### Aim of the exercise
Reproduce every line of the records below word for word, leaving out the pictures.

-- Start of Recorded data --

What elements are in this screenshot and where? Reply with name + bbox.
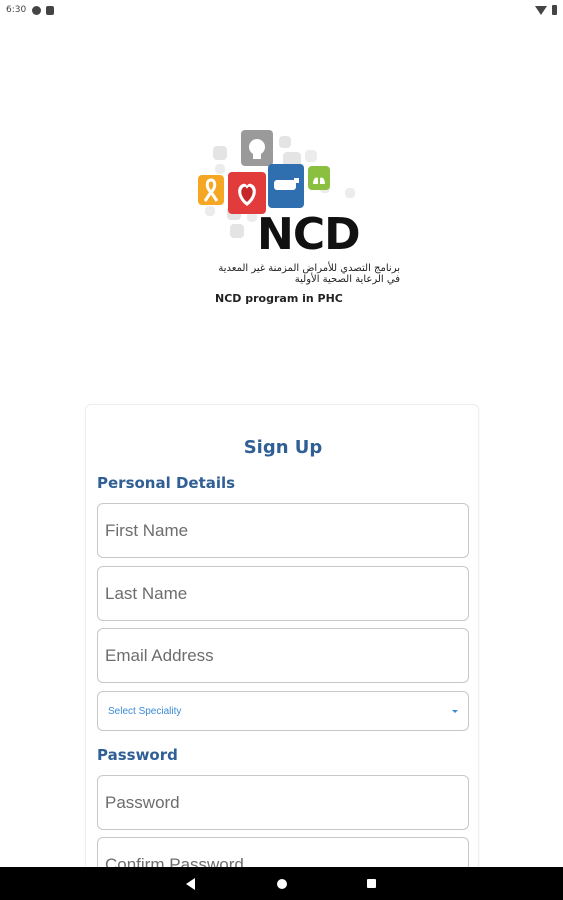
first-name-input[interactable] [98, 504, 468, 557]
last-name-input[interactable] [98, 567, 468, 620]
status-right [535, 5, 557, 15]
sd-card-icon [46, 5, 55, 15]
email-input[interactable] [98, 629, 468, 682]
home-icon[interactable] [277, 879, 287, 889]
password-field[interactable] [97, 775, 469, 830]
battery-icon [552, 5, 557, 15]
ribbon-icon [198, 175, 224, 205]
logo-tile [345, 188, 355, 198]
status-bar: 6:30 [0, 0, 563, 20]
logo-tile [305, 150, 317, 162]
logo-title: NCD [257, 209, 361, 260]
email-field[interactable] [97, 628, 469, 683]
password-heading: Password [97, 746, 178, 764]
first-name-field[interactable] [97, 503, 469, 558]
heart-icon [228, 172, 266, 214]
recents-icon[interactable] [367, 879, 376, 888]
brain-icon [241, 130, 273, 166]
navigation-bar [0, 867, 563, 900]
last-name-field[interactable] [97, 566, 469, 621]
back-icon[interactable] [186, 878, 195, 890]
caret-down-icon [452, 709, 458, 713]
ncd-logo: NCD برنامج التصدي للأمراض المزمنة غير ال… [195, 128, 400, 308]
logo-tile [279, 136, 291, 148]
speciality-select[interactable]: Select Speciality [97, 691, 469, 731]
logo-arabic-line1: برنامج التصدي للأمراض المزمنة غير المعدي… [218, 263, 400, 274]
logo-english-text: NCD program in PHC [215, 292, 343, 305]
signup-title: Sign Up [243, 437, 323, 458]
lungs-icon [308, 166, 330, 190]
signup-card: Sign Up Personal Details Select Speciali… [85, 404, 479, 892]
password-input[interactable] [98, 776, 468, 829]
scale-icon [268, 164, 304, 208]
logo-tile [213, 146, 227, 160]
status-time: 6:30 [6, 5, 27, 15]
sync-icon [32, 5, 42, 15]
logo-arabic-text: برنامج التصدي للأمراض المزمنة غير المعدي… [170, 263, 400, 285]
logo-arabic-line2: في الرعاية الصحية الأولية [294, 274, 400, 285]
speciality-select-label: Select Speciality [108, 705, 182, 717]
logo-tile [215, 164, 225, 174]
wifi-icon [535, 5, 547, 15]
personal-details-heading: Personal Details [97, 474, 236, 492]
logo-tile [205, 206, 215, 216]
logo-tile [230, 224, 244, 238]
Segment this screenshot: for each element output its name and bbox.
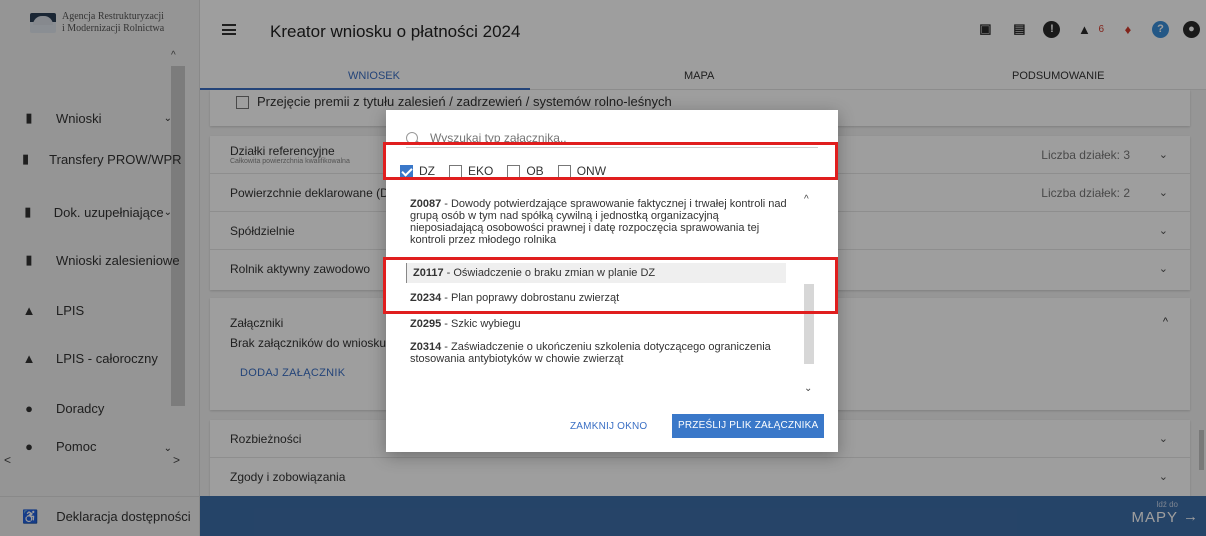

-- End of Recorded data --

### Completed task
What elements are in this screenshot and where? Reply with name + bbox.
first-name-input[interactable] [98, 504, 468, 557]
last-name-input[interactable] [98, 567, 468, 620]
status-right [535, 5, 557, 15]
sd-card-icon [46, 5, 55, 15]
email-input[interactable] [98, 629, 468, 682]
home-icon[interactable] [277, 879, 287, 889]
password-field[interactable] [97, 775, 469, 830]
battery-icon [552, 5, 557, 15]
ribbon-icon [198, 175, 224, 205]
logo-tile [345, 188, 355, 198]
status-bar: 6:30 [0, 0, 563, 20]
logo-tile [305, 150, 317, 162]
logo-title: NCD [257, 209, 361, 260]
email-field[interactable] [97, 628, 469, 683]
password-heading: Password [97, 746, 178, 764]
first-name-field[interactable] [97, 503, 469, 558]
heart-icon [228, 172, 266, 214]
recents-icon[interactable] [367, 879, 376, 888]
brain-icon [241, 130, 273, 166]
navigation-bar [0, 867, 563, 900]
last-name-field[interactable] [97, 566, 469, 621]
back-icon[interactable] [186, 878, 195, 890]
caret-down-icon [452, 709, 458, 713]
ncd-logo: NCD برنامج التصدي للأمراض المزمنة غير ال… [195, 128, 400, 308]
logo-tile [279, 136, 291, 148]
speciality-select[interactable]: Select Speciality [97, 691, 469, 731]
logo-arabic-line1: برنامج التصدي للأمراض المزمنة غير المعدي… [218, 263, 400, 274]
logo-english-text: NCD program in PHC [215, 292, 343, 305]
signup-title: Sign Up [243, 437, 323, 458]
lungs-icon [308, 166, 330, 190]
signup-card: Sign Up Personal Details Select Speciali… [85, 404, 479, 892]
password-input[interactable] [98, 776, 468, 829]
scale-icon [268, 164, 304, 208]
logo-tile [213, 146, 227, 160]
status-time: 6:30 [6, 5, 27, 15]
sync-icon [32, 5, 42, 15]
logo-arabic-text: برنامج التصدي للأمراض المزمنة غير المعدي… [170, 263, 400, 285]
logo-arabic-line2: في الرعاية الصحية الأولية [294, 274, 400, 285]
speciality-select-label: Select Speciality [108, 705, 182, 717]
logo-tile [215, 164, 225, 174]
wifi-icon [535, 5, 547, 15]
personal-details-heading: Personal Details [97, 474, 236, 492]
logo-tile [205, 206, 215, 216]
logo-tile [230, 224, 244, 238]
Segment this screenshot: for each element output its name and bbox.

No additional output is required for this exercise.